Provided data

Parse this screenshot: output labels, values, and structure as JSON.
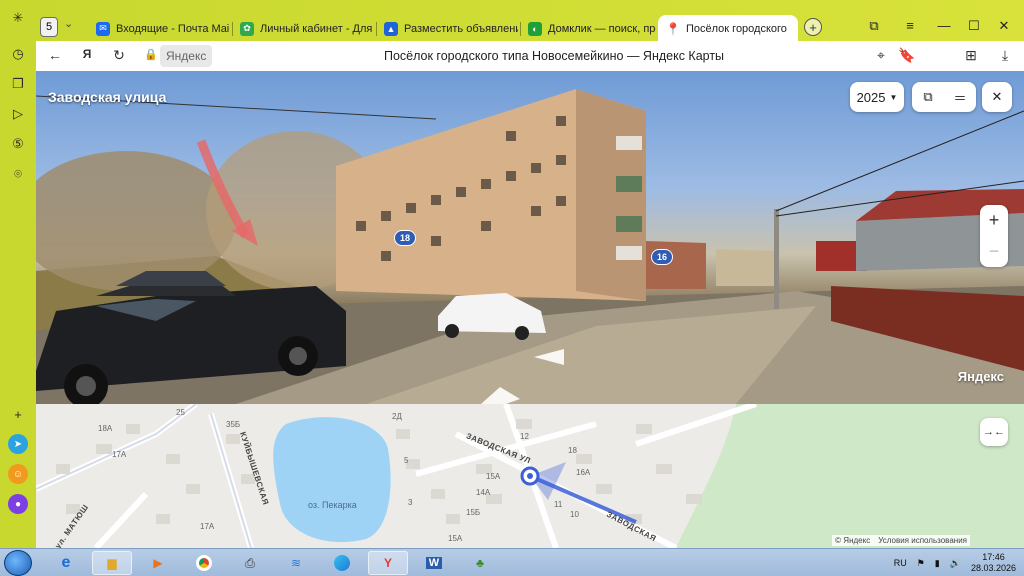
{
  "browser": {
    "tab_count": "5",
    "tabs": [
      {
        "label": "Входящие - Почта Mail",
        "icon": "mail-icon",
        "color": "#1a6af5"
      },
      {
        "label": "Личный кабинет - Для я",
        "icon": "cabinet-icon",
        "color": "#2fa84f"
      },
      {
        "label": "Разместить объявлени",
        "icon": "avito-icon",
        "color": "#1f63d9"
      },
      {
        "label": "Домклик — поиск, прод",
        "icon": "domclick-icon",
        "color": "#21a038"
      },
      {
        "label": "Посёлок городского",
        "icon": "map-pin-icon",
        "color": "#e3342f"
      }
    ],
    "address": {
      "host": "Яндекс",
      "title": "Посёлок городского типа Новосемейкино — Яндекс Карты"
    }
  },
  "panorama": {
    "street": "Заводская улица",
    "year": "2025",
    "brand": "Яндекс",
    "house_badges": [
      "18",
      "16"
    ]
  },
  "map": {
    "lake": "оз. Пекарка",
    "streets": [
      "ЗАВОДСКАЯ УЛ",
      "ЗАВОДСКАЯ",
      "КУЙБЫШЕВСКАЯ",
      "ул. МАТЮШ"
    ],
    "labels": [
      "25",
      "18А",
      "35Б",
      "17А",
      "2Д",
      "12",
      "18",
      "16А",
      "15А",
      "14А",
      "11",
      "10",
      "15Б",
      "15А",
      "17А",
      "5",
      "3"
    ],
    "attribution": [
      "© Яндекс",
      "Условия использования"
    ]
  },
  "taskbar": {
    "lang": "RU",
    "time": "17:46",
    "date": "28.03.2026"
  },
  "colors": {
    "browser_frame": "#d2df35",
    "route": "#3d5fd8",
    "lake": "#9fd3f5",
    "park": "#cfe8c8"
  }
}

...

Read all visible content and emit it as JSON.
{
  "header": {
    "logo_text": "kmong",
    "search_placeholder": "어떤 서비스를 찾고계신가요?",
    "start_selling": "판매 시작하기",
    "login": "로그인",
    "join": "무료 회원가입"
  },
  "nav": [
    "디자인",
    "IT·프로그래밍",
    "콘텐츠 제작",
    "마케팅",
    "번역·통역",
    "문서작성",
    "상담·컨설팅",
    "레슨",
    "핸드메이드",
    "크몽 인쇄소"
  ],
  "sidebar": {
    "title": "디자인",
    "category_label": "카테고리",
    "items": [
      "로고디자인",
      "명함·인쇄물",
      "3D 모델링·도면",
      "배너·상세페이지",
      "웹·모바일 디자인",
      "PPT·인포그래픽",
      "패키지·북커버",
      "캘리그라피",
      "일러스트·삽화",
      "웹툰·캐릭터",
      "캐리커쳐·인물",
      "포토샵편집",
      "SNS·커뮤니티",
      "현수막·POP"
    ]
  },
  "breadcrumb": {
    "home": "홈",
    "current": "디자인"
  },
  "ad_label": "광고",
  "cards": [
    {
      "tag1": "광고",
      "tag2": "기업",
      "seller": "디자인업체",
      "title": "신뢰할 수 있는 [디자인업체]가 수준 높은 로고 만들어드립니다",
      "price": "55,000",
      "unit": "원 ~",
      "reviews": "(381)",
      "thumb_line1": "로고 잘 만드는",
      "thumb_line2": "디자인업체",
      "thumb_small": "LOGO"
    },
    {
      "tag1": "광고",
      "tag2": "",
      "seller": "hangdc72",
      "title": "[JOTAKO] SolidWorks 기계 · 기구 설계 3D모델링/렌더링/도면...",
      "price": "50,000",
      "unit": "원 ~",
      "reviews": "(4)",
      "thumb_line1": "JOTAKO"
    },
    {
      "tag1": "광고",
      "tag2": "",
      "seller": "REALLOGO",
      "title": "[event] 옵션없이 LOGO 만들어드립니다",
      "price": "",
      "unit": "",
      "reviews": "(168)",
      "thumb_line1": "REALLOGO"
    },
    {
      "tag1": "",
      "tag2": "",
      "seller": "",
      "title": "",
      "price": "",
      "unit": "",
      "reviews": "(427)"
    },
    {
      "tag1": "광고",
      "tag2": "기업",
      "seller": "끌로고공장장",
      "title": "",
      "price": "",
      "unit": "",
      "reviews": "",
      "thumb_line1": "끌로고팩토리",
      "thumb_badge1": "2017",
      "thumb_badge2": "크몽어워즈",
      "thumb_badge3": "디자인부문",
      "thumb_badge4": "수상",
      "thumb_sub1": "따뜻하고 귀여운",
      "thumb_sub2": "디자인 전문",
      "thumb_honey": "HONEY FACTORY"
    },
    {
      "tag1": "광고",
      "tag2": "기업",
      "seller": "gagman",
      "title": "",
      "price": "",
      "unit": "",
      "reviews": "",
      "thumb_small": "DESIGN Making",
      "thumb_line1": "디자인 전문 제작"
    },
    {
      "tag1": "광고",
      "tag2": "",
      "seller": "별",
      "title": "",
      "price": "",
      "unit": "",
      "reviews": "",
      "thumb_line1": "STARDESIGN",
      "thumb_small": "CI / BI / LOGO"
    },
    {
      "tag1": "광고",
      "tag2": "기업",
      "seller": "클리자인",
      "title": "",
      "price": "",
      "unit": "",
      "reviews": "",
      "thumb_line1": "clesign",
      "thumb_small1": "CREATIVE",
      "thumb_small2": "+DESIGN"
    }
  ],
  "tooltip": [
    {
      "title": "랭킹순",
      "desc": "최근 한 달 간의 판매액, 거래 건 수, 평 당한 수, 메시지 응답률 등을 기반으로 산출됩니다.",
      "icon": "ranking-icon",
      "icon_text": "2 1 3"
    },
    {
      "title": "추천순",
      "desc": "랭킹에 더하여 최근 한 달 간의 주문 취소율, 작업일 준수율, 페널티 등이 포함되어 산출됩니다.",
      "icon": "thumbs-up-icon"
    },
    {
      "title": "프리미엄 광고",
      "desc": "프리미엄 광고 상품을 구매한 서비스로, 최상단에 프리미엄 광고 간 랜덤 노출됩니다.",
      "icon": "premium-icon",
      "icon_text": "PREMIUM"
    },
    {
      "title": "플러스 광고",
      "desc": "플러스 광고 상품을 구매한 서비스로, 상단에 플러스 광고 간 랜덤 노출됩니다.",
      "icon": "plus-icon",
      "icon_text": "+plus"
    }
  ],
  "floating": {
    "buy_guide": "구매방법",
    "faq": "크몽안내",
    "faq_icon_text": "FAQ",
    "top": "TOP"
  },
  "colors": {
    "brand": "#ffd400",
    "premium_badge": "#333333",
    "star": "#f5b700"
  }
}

Exercise objective
Collect every line above that contains the word "서비스로".

Written answer
      "desc": "프리미엄 광고 상품을 구매한 서비스로, 최상단에 프리미엄 광고 간 랜덤 노출됩니다.",
      "desc": "플러스 광고 상품을 구매한 서비스로, 상단에 플러스 광고 간 랜덤 노출됩니다.",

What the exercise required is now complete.